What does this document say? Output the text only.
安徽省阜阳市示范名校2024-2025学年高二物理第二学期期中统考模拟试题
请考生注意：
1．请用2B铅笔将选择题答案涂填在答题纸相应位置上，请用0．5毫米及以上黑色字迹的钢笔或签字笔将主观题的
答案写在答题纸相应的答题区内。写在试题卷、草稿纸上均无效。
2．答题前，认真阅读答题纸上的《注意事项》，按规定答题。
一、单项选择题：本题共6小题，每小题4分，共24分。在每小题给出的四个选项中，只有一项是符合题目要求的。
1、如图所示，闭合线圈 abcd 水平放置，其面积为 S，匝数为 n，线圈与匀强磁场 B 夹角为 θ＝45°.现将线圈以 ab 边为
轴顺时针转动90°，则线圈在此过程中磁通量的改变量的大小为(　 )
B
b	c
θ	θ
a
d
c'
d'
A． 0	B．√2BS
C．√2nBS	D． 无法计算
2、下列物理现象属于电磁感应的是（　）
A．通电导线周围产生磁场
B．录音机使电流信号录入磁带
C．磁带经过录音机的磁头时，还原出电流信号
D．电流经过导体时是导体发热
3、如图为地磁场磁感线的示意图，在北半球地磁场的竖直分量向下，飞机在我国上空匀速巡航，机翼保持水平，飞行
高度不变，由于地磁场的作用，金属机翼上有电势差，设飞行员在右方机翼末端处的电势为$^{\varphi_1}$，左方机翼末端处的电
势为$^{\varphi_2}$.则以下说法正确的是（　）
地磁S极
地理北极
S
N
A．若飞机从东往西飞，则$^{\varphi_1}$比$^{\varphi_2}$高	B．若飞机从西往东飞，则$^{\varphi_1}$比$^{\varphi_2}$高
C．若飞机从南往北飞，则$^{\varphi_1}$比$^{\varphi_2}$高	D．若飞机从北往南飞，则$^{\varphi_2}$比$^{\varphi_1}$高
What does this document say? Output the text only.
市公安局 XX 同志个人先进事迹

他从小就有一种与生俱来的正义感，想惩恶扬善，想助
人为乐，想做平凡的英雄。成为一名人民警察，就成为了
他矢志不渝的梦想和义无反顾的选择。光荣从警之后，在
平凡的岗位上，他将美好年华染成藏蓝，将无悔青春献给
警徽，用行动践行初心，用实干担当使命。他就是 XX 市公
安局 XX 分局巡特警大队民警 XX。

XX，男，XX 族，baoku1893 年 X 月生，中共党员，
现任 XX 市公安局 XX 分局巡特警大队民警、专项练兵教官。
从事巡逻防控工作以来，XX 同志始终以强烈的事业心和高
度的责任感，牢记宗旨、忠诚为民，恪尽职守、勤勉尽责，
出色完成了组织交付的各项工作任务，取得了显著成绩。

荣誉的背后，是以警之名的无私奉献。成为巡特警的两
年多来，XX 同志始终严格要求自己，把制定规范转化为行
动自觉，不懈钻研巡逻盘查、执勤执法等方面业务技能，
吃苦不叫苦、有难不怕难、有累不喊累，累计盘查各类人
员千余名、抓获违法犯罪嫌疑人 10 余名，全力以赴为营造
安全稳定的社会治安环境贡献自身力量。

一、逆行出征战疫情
******************************
Problem: Report only how many lines in the records contain the word "分局巡特警大队民警".

Task output: 2